Your task is to filter the data below down to the lines holding "this".

++++ EXERCISE INPUTS ++++

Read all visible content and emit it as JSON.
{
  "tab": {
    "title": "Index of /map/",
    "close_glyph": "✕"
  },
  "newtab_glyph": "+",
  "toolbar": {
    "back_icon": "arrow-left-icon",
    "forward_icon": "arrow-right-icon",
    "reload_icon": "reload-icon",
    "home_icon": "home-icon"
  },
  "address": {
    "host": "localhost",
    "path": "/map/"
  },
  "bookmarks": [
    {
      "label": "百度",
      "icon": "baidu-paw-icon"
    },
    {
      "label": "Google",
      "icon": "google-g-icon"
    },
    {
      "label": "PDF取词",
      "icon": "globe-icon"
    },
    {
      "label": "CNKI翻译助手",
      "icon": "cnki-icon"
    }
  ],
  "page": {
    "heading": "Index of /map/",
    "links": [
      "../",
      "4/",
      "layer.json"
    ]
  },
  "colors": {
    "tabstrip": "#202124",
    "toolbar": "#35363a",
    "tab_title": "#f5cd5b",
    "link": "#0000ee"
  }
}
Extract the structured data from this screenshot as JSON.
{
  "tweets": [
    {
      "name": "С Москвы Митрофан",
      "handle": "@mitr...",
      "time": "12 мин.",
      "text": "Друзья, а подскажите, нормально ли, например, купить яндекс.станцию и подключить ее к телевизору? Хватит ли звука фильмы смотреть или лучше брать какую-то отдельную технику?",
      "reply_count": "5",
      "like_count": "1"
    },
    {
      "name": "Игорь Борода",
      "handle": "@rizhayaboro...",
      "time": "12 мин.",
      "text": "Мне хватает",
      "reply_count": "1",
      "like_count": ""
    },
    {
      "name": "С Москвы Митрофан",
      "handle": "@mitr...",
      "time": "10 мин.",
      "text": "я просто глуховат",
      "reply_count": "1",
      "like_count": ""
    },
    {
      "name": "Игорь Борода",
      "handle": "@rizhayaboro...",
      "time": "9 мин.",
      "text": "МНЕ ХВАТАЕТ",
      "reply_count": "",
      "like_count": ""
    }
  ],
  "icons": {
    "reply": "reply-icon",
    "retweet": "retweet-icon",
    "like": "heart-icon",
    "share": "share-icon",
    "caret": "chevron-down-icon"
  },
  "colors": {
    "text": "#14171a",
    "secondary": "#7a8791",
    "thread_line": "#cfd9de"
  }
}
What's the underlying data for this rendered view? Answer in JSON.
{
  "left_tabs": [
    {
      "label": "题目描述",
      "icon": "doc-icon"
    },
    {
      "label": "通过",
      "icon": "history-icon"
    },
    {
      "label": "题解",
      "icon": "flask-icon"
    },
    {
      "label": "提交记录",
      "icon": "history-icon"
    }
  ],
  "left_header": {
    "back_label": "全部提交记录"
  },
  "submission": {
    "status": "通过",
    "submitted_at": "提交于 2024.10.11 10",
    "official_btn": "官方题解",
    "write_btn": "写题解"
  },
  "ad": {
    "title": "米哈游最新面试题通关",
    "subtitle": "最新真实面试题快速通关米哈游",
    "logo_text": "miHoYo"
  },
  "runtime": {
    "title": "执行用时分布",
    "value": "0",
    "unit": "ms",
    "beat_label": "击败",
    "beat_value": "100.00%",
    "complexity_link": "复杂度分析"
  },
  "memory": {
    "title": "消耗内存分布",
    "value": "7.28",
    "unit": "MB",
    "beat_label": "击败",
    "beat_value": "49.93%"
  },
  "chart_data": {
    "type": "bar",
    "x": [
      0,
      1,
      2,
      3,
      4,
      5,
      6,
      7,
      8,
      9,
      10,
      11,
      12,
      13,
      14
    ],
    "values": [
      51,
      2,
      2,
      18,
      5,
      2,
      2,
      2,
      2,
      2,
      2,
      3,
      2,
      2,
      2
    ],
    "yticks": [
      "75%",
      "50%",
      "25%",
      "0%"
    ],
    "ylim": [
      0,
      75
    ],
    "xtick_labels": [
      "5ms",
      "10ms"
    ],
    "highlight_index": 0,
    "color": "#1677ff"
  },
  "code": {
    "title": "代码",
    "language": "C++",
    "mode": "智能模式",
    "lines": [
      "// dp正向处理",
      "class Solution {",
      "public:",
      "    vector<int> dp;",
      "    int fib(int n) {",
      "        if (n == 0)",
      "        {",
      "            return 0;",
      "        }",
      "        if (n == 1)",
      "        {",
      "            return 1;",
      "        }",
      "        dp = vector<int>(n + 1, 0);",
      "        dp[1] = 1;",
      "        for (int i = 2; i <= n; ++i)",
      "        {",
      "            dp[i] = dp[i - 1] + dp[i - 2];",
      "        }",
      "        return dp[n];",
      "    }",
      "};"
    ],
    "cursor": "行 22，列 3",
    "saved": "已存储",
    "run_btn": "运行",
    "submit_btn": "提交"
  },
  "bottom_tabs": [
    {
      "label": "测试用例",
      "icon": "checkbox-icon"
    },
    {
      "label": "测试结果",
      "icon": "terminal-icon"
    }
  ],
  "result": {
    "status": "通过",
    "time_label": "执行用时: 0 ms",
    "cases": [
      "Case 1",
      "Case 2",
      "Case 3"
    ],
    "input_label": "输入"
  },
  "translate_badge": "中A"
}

++++

▶ [WORKED ANSWER]:
Extract the structured data from this screenshot as JSON.
What's the underlying data for this rendered view? Answer in JSON.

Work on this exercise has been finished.